**Objective:**
Each line below should be reproduced without any alteration.

============

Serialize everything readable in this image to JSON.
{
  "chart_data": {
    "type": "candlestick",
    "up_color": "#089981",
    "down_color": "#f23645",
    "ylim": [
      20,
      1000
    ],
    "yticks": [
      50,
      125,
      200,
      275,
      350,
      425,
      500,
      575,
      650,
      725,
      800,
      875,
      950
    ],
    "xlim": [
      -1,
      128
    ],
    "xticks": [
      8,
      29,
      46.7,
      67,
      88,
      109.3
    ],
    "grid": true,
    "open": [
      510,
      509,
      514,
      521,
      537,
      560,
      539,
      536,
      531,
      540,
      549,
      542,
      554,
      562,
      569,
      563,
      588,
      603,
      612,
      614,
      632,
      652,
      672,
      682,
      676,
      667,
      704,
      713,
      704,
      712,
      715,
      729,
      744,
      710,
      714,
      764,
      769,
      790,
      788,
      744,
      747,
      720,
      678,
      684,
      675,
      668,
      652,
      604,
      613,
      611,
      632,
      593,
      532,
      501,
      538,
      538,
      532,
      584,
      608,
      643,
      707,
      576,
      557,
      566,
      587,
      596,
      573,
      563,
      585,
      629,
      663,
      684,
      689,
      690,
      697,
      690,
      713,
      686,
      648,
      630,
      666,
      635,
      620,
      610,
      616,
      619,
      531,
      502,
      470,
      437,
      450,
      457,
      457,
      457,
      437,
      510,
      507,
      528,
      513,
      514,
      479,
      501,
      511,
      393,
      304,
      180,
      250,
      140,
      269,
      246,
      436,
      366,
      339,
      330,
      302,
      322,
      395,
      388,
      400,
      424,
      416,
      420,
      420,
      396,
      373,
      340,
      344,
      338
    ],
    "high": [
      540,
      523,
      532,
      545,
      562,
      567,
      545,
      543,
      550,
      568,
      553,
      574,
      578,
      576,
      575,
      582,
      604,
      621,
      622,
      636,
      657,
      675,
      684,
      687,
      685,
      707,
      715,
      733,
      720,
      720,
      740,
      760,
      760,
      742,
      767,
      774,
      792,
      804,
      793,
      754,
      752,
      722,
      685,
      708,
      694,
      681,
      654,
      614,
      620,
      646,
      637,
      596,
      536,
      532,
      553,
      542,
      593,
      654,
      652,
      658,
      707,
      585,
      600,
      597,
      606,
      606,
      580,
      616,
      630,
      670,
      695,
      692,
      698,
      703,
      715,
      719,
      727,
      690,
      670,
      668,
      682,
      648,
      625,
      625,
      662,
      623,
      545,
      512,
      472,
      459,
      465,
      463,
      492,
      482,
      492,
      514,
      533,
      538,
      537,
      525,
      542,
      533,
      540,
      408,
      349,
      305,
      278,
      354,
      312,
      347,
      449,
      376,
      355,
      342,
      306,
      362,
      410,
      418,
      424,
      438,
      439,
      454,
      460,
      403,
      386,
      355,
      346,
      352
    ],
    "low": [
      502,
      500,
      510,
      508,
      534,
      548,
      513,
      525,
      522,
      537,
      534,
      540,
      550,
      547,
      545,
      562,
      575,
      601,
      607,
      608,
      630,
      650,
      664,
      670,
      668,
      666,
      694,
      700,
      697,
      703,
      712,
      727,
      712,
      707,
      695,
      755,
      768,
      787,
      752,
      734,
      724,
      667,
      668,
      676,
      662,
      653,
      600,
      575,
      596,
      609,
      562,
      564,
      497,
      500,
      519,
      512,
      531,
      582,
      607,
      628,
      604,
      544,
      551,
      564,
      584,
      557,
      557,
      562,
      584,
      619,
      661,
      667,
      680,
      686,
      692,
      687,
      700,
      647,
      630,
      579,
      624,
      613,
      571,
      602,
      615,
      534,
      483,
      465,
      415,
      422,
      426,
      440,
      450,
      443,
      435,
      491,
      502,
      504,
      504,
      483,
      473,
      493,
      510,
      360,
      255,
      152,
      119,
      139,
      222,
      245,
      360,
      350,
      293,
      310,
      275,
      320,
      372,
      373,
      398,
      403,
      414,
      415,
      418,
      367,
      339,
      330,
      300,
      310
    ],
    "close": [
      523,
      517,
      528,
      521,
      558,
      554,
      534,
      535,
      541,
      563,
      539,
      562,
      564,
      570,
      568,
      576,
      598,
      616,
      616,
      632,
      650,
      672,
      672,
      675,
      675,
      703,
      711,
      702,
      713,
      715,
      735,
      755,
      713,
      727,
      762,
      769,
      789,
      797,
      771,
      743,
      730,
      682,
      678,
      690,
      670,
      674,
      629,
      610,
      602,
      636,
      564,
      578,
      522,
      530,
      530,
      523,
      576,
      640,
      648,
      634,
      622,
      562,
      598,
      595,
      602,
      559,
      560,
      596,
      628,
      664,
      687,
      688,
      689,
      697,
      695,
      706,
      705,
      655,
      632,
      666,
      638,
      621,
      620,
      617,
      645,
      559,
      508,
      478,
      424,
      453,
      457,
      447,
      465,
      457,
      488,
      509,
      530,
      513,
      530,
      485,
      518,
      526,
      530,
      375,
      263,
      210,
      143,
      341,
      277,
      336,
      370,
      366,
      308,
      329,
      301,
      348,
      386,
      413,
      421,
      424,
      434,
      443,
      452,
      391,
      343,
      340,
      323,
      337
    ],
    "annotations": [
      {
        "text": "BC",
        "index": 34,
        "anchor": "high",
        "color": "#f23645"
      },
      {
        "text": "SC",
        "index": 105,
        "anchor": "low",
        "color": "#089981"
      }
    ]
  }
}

============

**Exercise result:**
Serialize everything readable in this image to JSON.
{
  "chart_data": {
    "type": "candlestick",
    "up_color": "#089981",
    "down_color": "#f23645",
    "ylim": [
      20,
      1000
    ],
    "yticks": [
      50,
      125,
      200,
      275,
      350,
      425,
      500,
      575,
      650,
      725,
      800,
      875,
      950
    ],
    "xlim": [
      -1,
      128
    ],
    "xticks": [
      8,
      29,
      46.7,
      67,
      88,
      109.3
    ],
    "grid": true,
    "open": [
      510,
      509,
      514,
      521,
      537,
      560,
      539,
      536,
      531,
      540,
      549,
      542,
      554,
      562,
      569,
      563,
      588,
      603,
      612,
      614,
      632,
      652,
      672,
      682,
      676,
      667,
      704,
      713,
      704,
      712,
      715,
      729,
      744,
      710,
      714,
      764,
      769,
      790,
      788,
      744,
      747,
      720,
      678,
      684,
      675,
      668,
      652,
      604,
      613,
      611,
      632,
      593,
      532,
      501,
      538,
      538,
      532,
      584,
      608,
      643,
      707,
      576,
      557,
      566,
      587,
      596,
      573,
      563,
      585,
      629,
      663,
      684,
      689,
      690,
      697,
      690,
      713,
      686,
      648,
      630,
      666,
      635,
      620,
      610,
      616,
      619,
      531,
      502,
      470,
      437,
      450,
      457,
      457,
      457,
      437,
      510,
      507,
      528,
      513,
      514,
      479,
      501,
      511,
      393,
      304,
      180,
      250,
      140,
      269,
      246,
      436,
      366,
      339,
      330,
      302,
      322,
      395,
      388,
      400,
      424,
      416,
      420,
      420,
      396,
      373,
      340,
      344,
      338
    ],
    "high": [
      540,
      523,
      532,
      545,
      562,
      567,
      545,
      543,
      550,
      568,
      553,
      574,
      578,
      576,
      575,
      582,
      604,
      621,
      622,
      636,
      657,
      675,
      684,
      687,
      685,
      707,
      715,
      733,
      720,
      720,
      740,
      760,
      760,
      742,
      767,
      774,
      792,
      804,
      793,
      754,
      752,
      722,
      685,
      708,
      694,
      681,
      654,
      614,
      620,
      646,
      637,
      596,
      536,
      532,
      553,
      542,
      593,
      654,
      652,
      658,
      707,
      585,
      600,
      597,
      606,
      606,
      580,
      616,
      630,
      670,
      695,
      692,
      698,
      703,
      715,
      719,
      727,
      690,
      670,
      668,
      682,
      648,
      625,
      625,
      662,
      623,
      545,
      512,
      472,
      459,
      465,
      463,
      492,
      482,
      492,
      514,
      533,
      538,
      537,
      525,
      542,
      533,
      540,
      408,
      349,
      305,
      278,
      354,
      312,
      347,
      449,
      376,
      355,
      342,
      306,
      362,
      410,
      418,
      424,
      438,
      439,
      454,
      460,
      403,
      386,
      355,
      346,
      352
    ],
    "low": [
      502,
      500,
      510,
      508,
      534,
      548,
      513,
      525,
      522,
      537,
      534,
      540,
      550,
      547,
      545,
      562,
      575,
      601,
      607,
      608,
      630,
      650,
      664,
      670,
      668,
      666,
      694,
      700,
      697,
      703,
      712,
      727,
      712,
      707,
      695,
      755,
      768,
      787,
      752,
      734,
      724,
      667,
      668,
      676,
      662,
      653,
      600,
      575,
      596,
      609,
      562,
      564,
      497,
      500,
      519,
      512,
      531,
      582,
      607,
      628,
      604,
      544,
      551,
      564,
      584,
      557,
      557,
      562,
      584,
      619,
      661,
      667,
      680,
      686,
      692,
      687,
      700,
      647,
      630,
      579,
      624,
      613,
      571,
      602,
      615,
      534,
      483,
      465,
      415,
      422,
      426,
      440,
      450,
      443,
      435,
      491,
      502,
      504,
      504,
      483,
      473,
      493,
      510,
      360,
      255,
      152,
      119,
      139,
      222,
      245,
      360,
      350,
      293,
      310,
      275,
      320,
      372,
      373,
      398,
      403,
      414,
      415,
      418,
      367,
      339,
      330,
      300,
      310
    ],
    "close": [
      523,
      517,
      528,
      521,
      558,
      554,
      534,
      535,
      541,
      563,
      539,
      562,
      564,
      570,
      568,
      576,
      598,
      616,
      616,
      632,
      650,
      672,
      672,
      675,
      675,
      703,
      711,
      702,
      713,
      715,
      735,
      755,
      713,
      727,
      762,
      769,
      789,
      797,
      771,
      743,
      730,
      682,
      678,
      690,
      670,
      674,
      629,
      610,
      602,
      636,
      564,
      578,
      522,
      530,
      530,
      523,
      576,
      640,
      648,
      634,
      622,
      562,
      598,
      595,
      602,
      559,
      560,
      596,
      628,
      664,
      687,
      688,
      689,
      697,
      695,
      706,
      705,
      655,
      632,
      666,
      638,
      621,
      620,
      617,
      645,
      559,
      508,
      478,
      424,
      453,
      457,
      447,
      465,
      457,
      488,
      509,
      530,
      513,
      530,
      485,
      518,
      526,
      530,
      375,
      263,
      210,
      143,
      341,
      277,
      336,
      370,
      366,
      308,
      329,
      301,
      348,
      386,
      413,
      421,
      424,
      434,
      443,
      452,
      391,
      343,
      340,
      323,
      337
    ],
    "annotations": [
      {
        "text": "BC",
        "index": 34,
        "anchor": "high",
        "color": "#f23645"
      },
      {
        "text": "SC",
        "index": 105,
        "anchor": "low",
        "color": "#089981"
      }
    ]
  }
}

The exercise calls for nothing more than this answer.